## What the task requires
Check each line of the material. Copy those containing "Liberal".

## Excerpted data
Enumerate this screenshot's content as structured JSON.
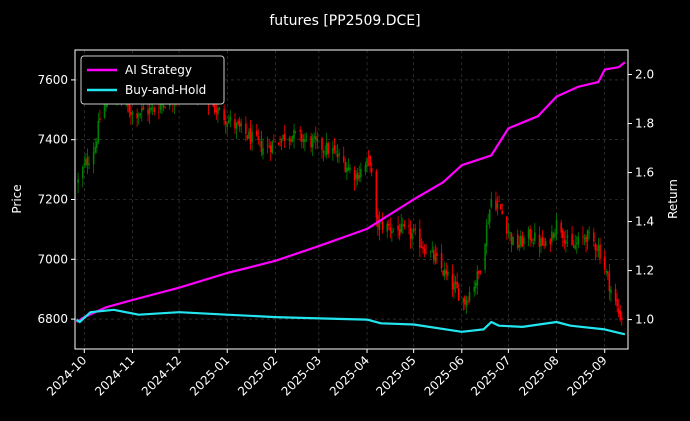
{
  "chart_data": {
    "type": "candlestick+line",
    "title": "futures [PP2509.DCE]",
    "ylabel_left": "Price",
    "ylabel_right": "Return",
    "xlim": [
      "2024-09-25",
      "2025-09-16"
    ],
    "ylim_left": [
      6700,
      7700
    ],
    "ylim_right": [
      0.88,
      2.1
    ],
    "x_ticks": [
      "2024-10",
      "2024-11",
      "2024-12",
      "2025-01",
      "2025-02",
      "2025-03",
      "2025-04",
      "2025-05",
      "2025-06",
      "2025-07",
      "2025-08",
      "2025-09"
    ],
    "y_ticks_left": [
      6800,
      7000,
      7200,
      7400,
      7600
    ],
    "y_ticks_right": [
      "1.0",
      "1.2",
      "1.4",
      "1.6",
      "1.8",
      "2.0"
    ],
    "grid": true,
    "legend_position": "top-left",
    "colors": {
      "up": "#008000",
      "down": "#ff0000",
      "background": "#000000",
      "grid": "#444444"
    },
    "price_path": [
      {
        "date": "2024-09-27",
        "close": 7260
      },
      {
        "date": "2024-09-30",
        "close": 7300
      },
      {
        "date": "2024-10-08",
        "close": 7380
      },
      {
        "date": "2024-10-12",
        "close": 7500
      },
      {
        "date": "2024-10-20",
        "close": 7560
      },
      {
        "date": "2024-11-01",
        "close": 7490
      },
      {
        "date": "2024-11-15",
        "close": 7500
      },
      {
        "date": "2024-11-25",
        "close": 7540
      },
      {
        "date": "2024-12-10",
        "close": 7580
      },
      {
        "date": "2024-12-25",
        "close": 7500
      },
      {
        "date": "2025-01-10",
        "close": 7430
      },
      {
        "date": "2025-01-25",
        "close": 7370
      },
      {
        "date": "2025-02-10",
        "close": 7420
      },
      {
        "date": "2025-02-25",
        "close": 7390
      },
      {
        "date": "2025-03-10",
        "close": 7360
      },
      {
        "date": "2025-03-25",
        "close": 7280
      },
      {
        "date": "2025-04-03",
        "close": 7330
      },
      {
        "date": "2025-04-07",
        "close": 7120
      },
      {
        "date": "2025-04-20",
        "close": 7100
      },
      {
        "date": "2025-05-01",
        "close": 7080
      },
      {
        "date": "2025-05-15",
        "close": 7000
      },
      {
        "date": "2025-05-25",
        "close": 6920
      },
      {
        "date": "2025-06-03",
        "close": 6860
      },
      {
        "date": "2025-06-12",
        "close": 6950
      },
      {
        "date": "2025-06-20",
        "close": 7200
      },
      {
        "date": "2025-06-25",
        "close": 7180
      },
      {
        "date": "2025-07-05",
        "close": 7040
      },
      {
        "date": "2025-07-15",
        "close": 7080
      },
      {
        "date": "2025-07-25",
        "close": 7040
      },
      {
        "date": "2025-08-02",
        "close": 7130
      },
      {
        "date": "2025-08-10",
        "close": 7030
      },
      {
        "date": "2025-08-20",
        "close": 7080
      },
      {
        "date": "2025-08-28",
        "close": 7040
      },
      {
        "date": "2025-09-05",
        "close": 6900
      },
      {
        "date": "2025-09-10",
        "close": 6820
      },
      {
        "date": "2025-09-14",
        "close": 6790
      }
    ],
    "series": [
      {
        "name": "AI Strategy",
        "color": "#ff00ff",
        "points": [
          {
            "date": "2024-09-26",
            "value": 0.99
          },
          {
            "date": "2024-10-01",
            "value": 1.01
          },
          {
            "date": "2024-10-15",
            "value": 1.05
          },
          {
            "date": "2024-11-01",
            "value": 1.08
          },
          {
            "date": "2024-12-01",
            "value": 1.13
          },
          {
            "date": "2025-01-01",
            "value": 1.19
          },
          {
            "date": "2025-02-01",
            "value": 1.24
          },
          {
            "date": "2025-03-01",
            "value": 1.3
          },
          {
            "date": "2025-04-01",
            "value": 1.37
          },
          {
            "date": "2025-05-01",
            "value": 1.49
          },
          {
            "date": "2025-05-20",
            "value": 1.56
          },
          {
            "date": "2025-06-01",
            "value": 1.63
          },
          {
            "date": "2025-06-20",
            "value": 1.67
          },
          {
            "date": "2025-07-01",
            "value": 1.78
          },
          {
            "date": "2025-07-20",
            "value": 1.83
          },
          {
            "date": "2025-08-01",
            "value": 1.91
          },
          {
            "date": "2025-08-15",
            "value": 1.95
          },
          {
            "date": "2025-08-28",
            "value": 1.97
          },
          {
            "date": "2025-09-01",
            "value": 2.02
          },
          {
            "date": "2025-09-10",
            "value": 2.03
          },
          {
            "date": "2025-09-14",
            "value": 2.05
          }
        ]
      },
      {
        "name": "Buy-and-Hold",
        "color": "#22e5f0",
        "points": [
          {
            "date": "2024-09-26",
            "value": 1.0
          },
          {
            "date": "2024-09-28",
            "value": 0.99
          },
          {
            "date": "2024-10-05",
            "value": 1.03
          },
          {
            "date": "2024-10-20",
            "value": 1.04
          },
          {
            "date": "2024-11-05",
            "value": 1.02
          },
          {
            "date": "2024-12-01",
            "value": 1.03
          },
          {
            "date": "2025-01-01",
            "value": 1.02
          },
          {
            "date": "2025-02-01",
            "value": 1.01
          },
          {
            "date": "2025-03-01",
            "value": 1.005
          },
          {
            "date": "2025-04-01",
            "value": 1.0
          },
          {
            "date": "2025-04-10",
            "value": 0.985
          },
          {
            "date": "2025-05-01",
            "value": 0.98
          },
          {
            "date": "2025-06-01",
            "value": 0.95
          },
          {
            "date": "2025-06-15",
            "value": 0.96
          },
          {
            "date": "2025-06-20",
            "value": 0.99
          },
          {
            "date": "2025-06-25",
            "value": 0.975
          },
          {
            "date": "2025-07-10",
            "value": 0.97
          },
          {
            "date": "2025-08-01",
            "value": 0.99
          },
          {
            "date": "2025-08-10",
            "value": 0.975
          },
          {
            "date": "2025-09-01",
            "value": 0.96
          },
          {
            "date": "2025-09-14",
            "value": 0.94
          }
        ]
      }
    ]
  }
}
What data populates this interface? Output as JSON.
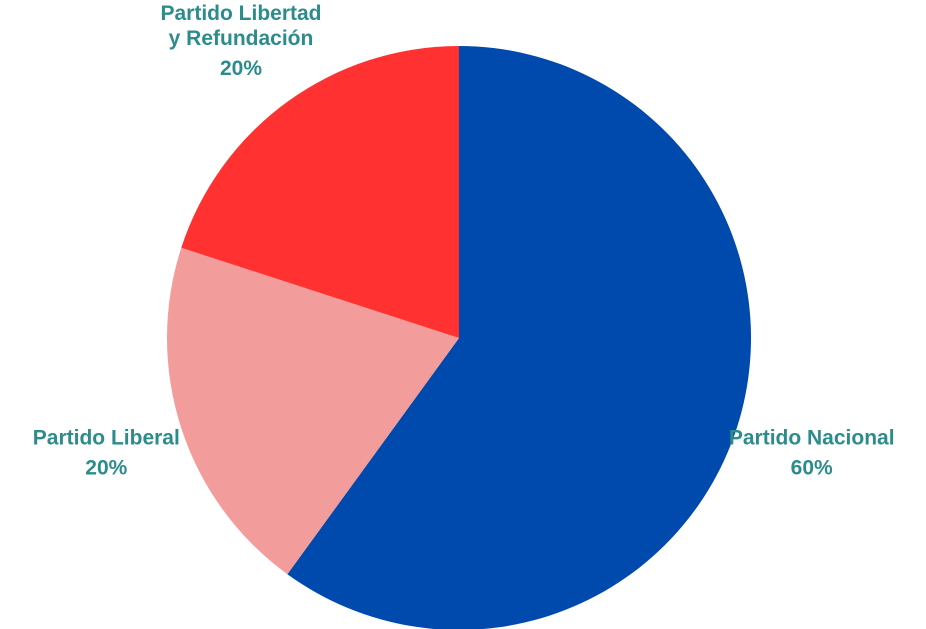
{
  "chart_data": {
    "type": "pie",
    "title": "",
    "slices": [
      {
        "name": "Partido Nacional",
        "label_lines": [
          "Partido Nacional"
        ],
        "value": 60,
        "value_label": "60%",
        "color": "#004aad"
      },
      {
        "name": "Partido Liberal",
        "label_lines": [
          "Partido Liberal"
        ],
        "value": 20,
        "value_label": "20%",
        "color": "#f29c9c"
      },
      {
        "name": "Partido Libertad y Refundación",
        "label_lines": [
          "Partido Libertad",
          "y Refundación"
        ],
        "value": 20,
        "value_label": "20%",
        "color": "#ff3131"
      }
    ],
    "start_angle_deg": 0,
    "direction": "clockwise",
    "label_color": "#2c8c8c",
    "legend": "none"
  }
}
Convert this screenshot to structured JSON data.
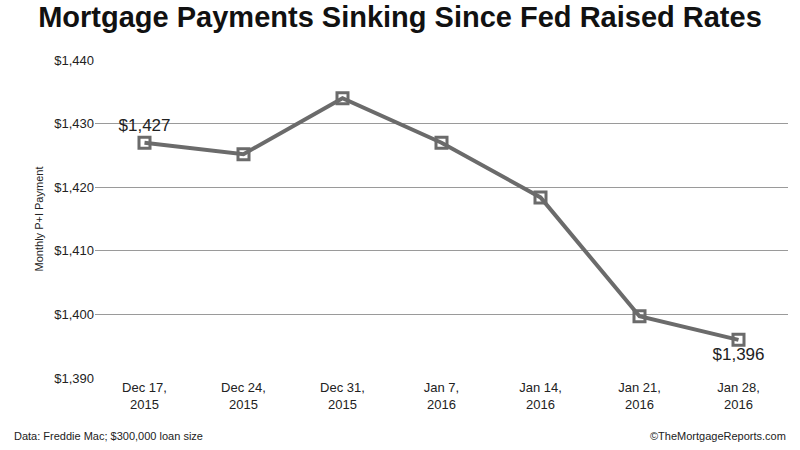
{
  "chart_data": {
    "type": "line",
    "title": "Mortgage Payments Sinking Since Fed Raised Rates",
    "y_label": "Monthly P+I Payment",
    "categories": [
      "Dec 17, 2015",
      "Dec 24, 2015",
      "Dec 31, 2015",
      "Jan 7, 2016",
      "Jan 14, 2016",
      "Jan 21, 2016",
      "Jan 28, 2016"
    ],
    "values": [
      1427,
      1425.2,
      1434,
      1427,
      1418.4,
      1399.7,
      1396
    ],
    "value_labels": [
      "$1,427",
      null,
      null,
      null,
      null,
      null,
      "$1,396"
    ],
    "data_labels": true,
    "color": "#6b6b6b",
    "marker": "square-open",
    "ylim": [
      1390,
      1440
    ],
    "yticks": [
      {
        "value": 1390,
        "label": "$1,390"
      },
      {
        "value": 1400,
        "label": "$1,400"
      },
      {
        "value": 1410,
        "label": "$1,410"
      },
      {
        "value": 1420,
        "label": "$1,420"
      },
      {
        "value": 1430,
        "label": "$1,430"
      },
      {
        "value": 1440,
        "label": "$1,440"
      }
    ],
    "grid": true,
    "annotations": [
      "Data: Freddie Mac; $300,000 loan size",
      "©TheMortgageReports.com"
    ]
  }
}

## Full answer
        "name": "Partido Liberal",
          "Partido Liberal"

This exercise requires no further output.